__Written instruction__. Drop every picture and give the entries back exactly.

__Entries supplied__.
......

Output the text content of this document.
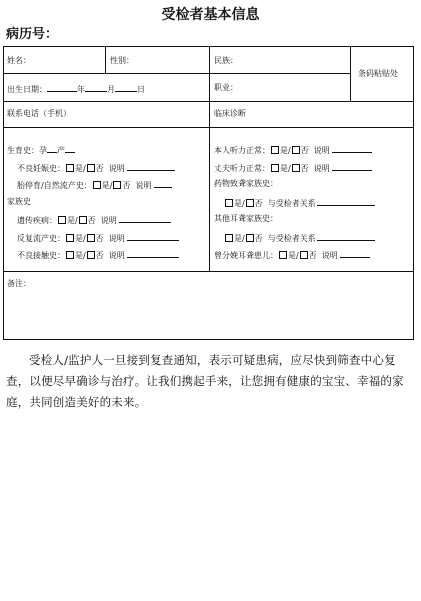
受检者基本信息
病历号：
姓名：	性别：	民族：
条码粘贴处
出生日期：	年	月	日	职业：
联系电话（手机）	临床诊断
生育史：孕 产
不良妊娠史： 是/ 否 说明
胎停育/自然流产史： 是/ 否 说明
家族史
遗传疾病： 是/ 否 说明
反复流产史： 是/ 否 说明
不良接触史： 是/ 否 说明
本人听力正常： 是/ 否 说明
丈夫听力正常： 是/ 否 说明
药物致聋家族史：
是/ 否 与受检者关系
其他耳聋家族史：
是/ 否 与受检者关系
曾分娩耳聋患儿： 是/ 否 说明
备注：
受检人/监护人一旦接到复查通知，表示可疑患病，应尽快到筛查中心复查，以便尽早确诊与治疗。让我们携起手来，让您拥有健康的宝宝、幸福的家庭，共同创造美好的未来。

......

__Complete output__.
Output the text content of this document.
受检者基本信息
病历号：
姓名：	性别：	民族：
条码粘贴处
出生日期：	年	月	日	职业：
联系电话（手机）	临床诊断
生育史：孕 产
不良妊娠史： 是/ 否 说明
胎停育/自然流产史： 是/ 否 说明
家族史
遗传疾病： 是/ 否 说明
反复流产史： 是/ 否 说明
不良接触史： 是/ 否 说明
本人听力正常： 是/ 否 说明
丈夫听力正常： 是/ 否 说明
药物致聋家族史：
是/ 否 与受检者关系
其他耳聋家族史：
是/ 否 与受检者关系
曾分娩耳聋患儿： 是/ 否 说明
备注：
受检人/监护人一旦接到复查通知，表示可疑患病，应尽快到筛查中心复查，以便尽早确诊与治疗。让我们携起手来，让您拥有健康的宝宝、幸福的家庭，共同创造美好的未来。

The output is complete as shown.